TASK TO CARRY OUT
Transcribe the data in full and exactly, omitting any pictures.

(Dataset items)

--------------------------------------------------

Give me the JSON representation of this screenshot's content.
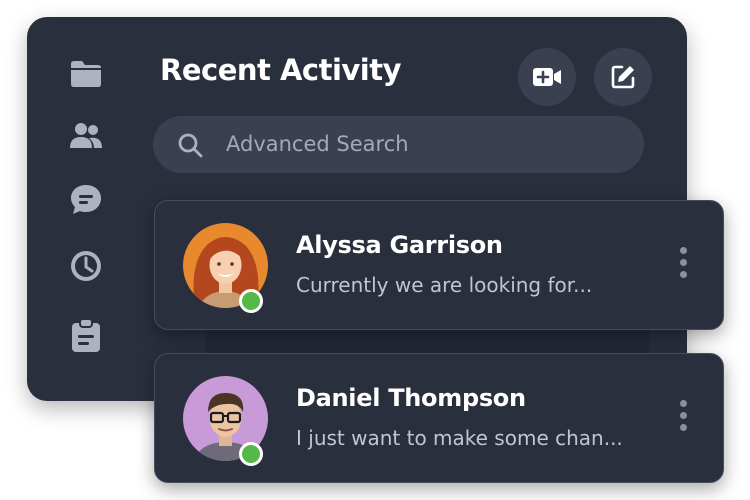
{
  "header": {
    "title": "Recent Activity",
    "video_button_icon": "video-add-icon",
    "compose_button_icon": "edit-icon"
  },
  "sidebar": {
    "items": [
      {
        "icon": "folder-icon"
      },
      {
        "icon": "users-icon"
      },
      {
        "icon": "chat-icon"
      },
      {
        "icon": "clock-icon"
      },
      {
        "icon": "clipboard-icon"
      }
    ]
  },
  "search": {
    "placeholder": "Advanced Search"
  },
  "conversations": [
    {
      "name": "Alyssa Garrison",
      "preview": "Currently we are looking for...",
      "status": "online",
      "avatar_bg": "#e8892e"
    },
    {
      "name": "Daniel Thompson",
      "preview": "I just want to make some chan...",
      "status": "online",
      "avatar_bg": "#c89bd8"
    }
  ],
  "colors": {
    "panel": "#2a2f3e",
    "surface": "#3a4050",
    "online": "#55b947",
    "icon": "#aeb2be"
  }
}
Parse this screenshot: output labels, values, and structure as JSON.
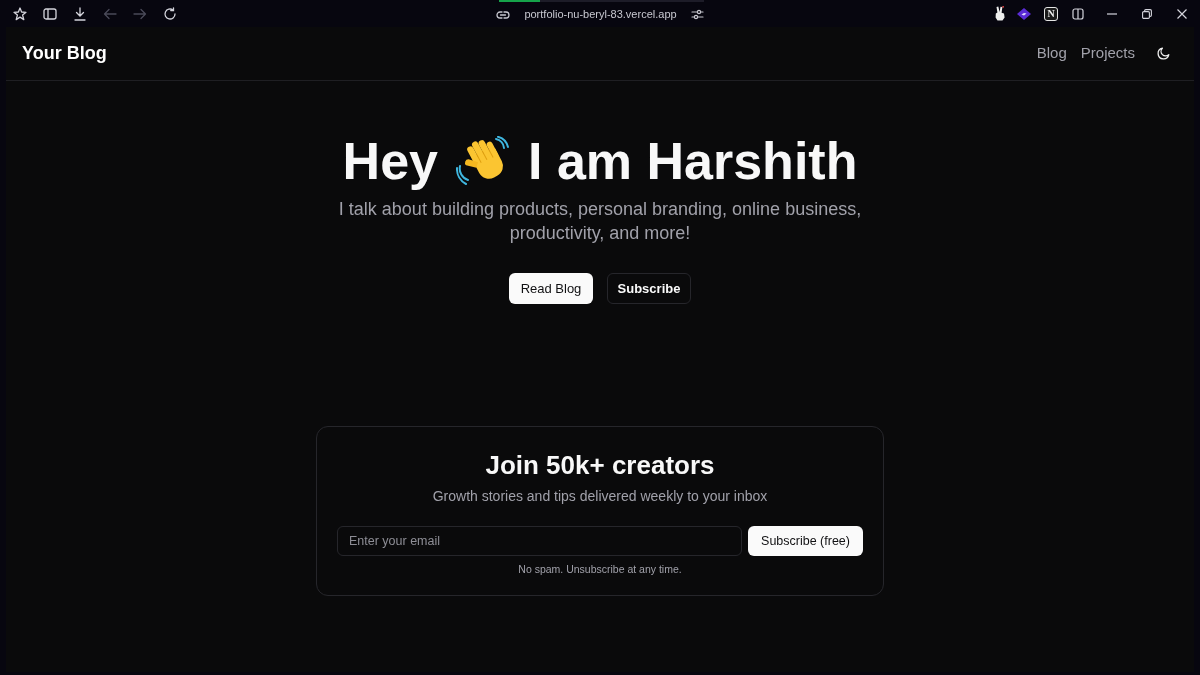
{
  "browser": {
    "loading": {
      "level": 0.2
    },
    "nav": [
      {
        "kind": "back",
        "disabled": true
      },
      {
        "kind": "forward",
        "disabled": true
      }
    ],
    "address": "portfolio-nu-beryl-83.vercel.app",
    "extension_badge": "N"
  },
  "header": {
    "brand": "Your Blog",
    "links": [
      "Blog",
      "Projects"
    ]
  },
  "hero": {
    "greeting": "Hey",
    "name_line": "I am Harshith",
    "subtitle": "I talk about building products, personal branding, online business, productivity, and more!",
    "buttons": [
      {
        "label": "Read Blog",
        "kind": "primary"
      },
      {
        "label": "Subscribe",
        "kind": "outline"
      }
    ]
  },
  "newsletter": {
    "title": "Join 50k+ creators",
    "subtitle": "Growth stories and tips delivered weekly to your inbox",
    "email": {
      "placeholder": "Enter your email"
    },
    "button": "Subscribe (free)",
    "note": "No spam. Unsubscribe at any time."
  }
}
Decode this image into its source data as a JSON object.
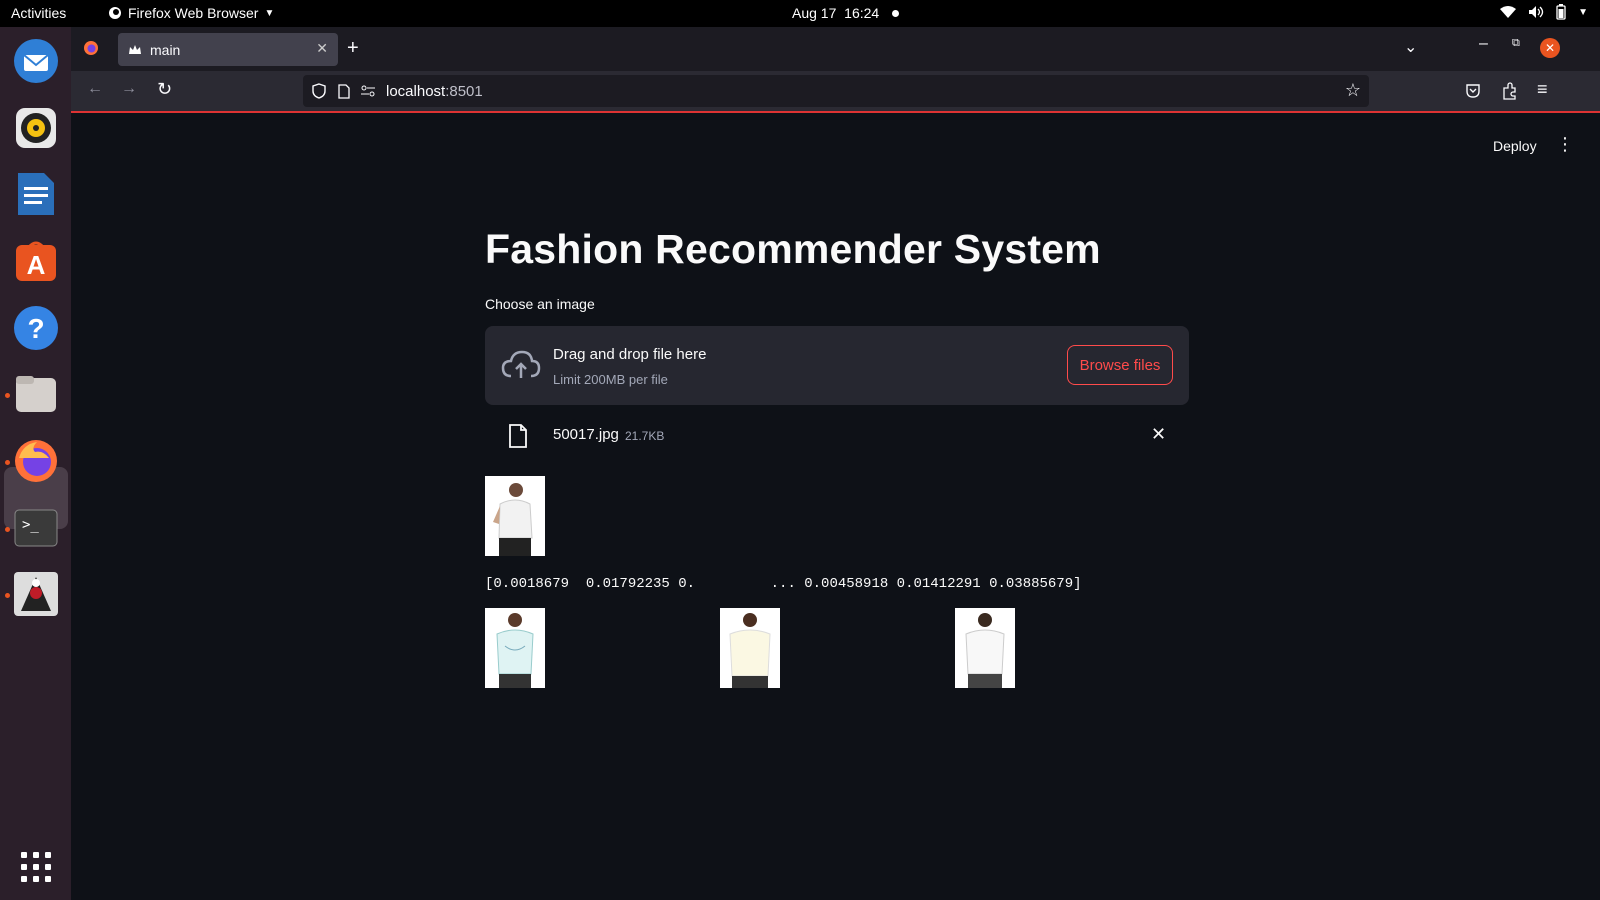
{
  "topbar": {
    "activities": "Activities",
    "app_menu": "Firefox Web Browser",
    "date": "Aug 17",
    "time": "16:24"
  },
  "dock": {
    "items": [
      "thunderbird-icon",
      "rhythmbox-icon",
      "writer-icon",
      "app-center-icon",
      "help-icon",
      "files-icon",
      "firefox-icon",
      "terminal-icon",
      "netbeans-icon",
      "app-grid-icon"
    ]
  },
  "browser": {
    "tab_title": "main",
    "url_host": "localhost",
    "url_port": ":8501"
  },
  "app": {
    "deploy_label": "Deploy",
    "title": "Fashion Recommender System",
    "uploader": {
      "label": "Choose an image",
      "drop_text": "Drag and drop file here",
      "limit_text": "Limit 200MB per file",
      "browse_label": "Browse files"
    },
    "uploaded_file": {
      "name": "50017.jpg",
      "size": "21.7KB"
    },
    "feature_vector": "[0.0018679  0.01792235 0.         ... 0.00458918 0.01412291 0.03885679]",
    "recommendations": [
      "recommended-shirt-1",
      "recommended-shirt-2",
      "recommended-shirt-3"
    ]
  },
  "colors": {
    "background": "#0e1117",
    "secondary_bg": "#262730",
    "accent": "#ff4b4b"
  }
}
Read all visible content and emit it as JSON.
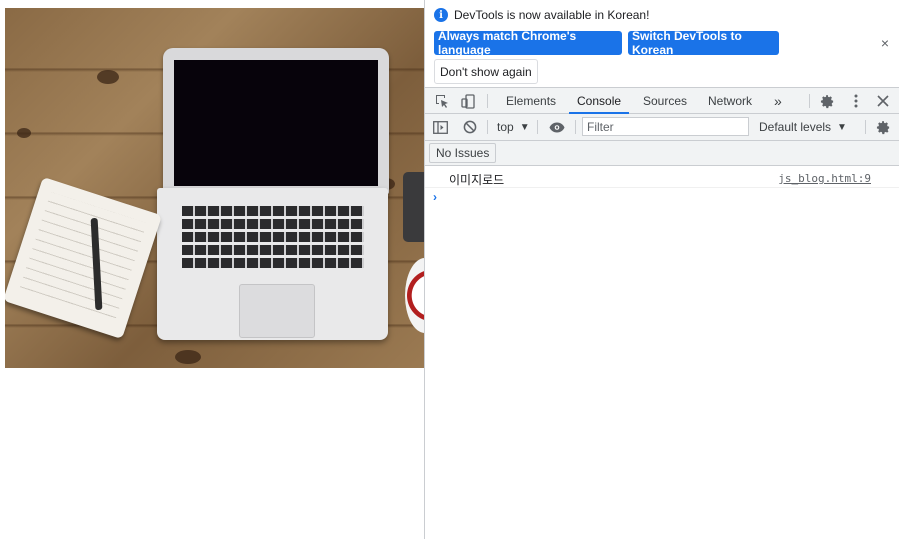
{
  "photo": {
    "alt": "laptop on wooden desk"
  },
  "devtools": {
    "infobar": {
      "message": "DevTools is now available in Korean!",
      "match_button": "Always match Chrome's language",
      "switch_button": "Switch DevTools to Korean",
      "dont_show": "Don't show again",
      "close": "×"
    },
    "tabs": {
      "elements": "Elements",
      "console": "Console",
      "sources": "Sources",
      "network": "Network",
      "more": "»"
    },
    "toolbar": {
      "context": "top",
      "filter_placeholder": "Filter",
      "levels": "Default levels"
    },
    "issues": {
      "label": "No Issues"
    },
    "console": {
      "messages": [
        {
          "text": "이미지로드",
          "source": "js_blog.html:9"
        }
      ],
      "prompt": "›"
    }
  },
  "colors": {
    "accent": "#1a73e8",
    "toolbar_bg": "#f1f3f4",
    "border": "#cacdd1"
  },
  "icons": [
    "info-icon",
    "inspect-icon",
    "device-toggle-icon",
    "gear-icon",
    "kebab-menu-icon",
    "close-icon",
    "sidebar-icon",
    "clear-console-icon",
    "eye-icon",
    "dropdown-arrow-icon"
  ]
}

--------------------------------------------------

THE SOLUTION
Give me the JSON representation of this screenshot's content.
{
  "header": {
    "title": "Recent Activity",
    "video_button_icon": "video-add-icon",
    "compose_button_icon": "edit-icon"
  },
  "sidebar": {
    "items": [
      {
        "icon": "folder-icon"
      },
      {
        "icon": "users-icon"
      },
      {
        "icon": "chat-icon"
      },
      {
        "icon": "clock-icon"
      },
      {
        "icon": "clipboard-icon"
      }
    ]
  },
  "search": {
    "placeholder": "Advanced Search"
  },
  "conversations": [
    {
      "name": "Alyssa Garrison",
      "preview": "Currently we are looking for...",
      "status": "online",
      "avatar_bg": "#e8892e"
    },
    {
      "name": "Daniel Thompson",
      "preview": "I just want to make some chan...",
      "status": "online",
      "avatar_bg": "#c89bd8"
    }
  ],
  "colors": {
    "panel": "#2a2f3e",
    "surface": "#3a4050",
    "online": "#55b947",
    "icon": "#aeb2be"
  }
}
Parse this screenshot: output labels, values, and structure as JSON.
{
  "browser": {
    "loading": {
      "level": 0.2
    },
    "nav": [
      {
        "kind": "back",
        "disabled": true
      },
      {
        "kind": "forward",
        "disabled": true
      }
    ],
    "address": "portfolio-nu-beryl-83.vercel.app",
    "extension_badge": "N"
  },
  "header": {
    "brand": "Your Blog",
    "links": [
      "Blog",
      "Projects"
    ]
  },
  "hero": {
    "greeting": "Hey",
    "name_line": "I am Harshith",
    "subtitle": "I talk about building products, personal branding, online business, productivity, and more!",
    "buttons": [
      {
        "label": "Read Blog",
        "kind": "primary"
      },
      {
        "label": "Subscribe",
        "kind": "outline"
      }
    ]
  },
  "newsletter": {
    "title": "Join 50k+ creators",
    "subtitle": "Growth stories and tips delivered weekly to your inbox",
    "email": {
      "placeholder": "Enter your email"
    },
    "button": "Subscribe (free)",
    "note": "No spam. Unsubscribe at any time."
  }
}
Decode this image into its source data as a JSON object.
{
  "topbar": {
    "activities": "Activities",
    "app_menu": "Firefox Web Browser",
    "date": "Aug 17",
    "time": "16:24"
  },
  "dock": {
    "items": [
      "thunderbird-icon",
      "rhythmbox-icon",
      "writer-icon",
      "app-center-icon",
      "help-icon",
      "files-icon",
      "firefox-icon",
      "terminal-icon",
      "netbeans-icon",
      "app-grid-icon"
    ]
  },
  "browser": {
    "tab_title": "main",
    "url_host": "localhost",
    "url_port": ":8501"
  },
  "app": {
    "deploy_label": "Deploy",
    "title": "Fashion Recommender System",
    "uploader": {
      "label": "Choose an image",
      "drop_text": "Drag and drop file here",
      "limit_text": "Limit 200MB per file",
      "browse_label": "Browse files"
    },
    "uploaded_file": {
      "name": "50017.jpg",
      "size": "21.7KB"
    },
    "feature_vector": "[0.0018679  0.01792235 0.         ... 0.00458918 0.01412291 0.03885679]",
    "recommendations": [
      "recommended-shirt-1",
      "recommended-shirt-2",
      "recommended-shirt-3"
    ]
  },
  "colors": {
    "background": "#0e1117",
    "secondary_bg": "#262730",
    "accent": "#ff4b4b"
  }
}
Read all visible content and emit it as JSON.
{
  "photo": {
    "alt": "laptop on wooden desk"
  },
  "devtools": {
    "infobar": {
      "message": "DevTools is now available in Korean!",
      "match_button": "Always match Chrome's language",
      "switch_button": "Switch DevTools to Korean",
      "dont_show": "Don't show again",
      "close": "×"
    },
    "tabs": {
      "elements": "Elements",
      "console": "Console",
      "sources": "Sources",
      "network": "Network",
      "more": "»"
    },
    "toolbar": {
      "context": "top",
      "filter_placeholder": "Filter",
      "levels": "Default levels"
    },
    "issues": {
      "label": "No Issues"
    },
    "console": {
      "messages": [
        {
          "text": "이미지로드",
          "source": "js_blog.html:9"
        }
      ],
      "prompt": "›"
    }
  },
  "colors": {
    "accent": "#1a73e8",
    "toolbar_bg": "#f1f3f4",
    "border": "#cacdd1"
  },
  "icons": [
    "info-icon",
    "inspect-icon",
    "device-toggle-icon",
    "gear-icon",
    "kebab-menu-icon",
    "close-icon",
    "sidebar-icon",
    "clear-console-icon",
    "eye-icon",
    "dropdown-arrow-icon"
  ]
}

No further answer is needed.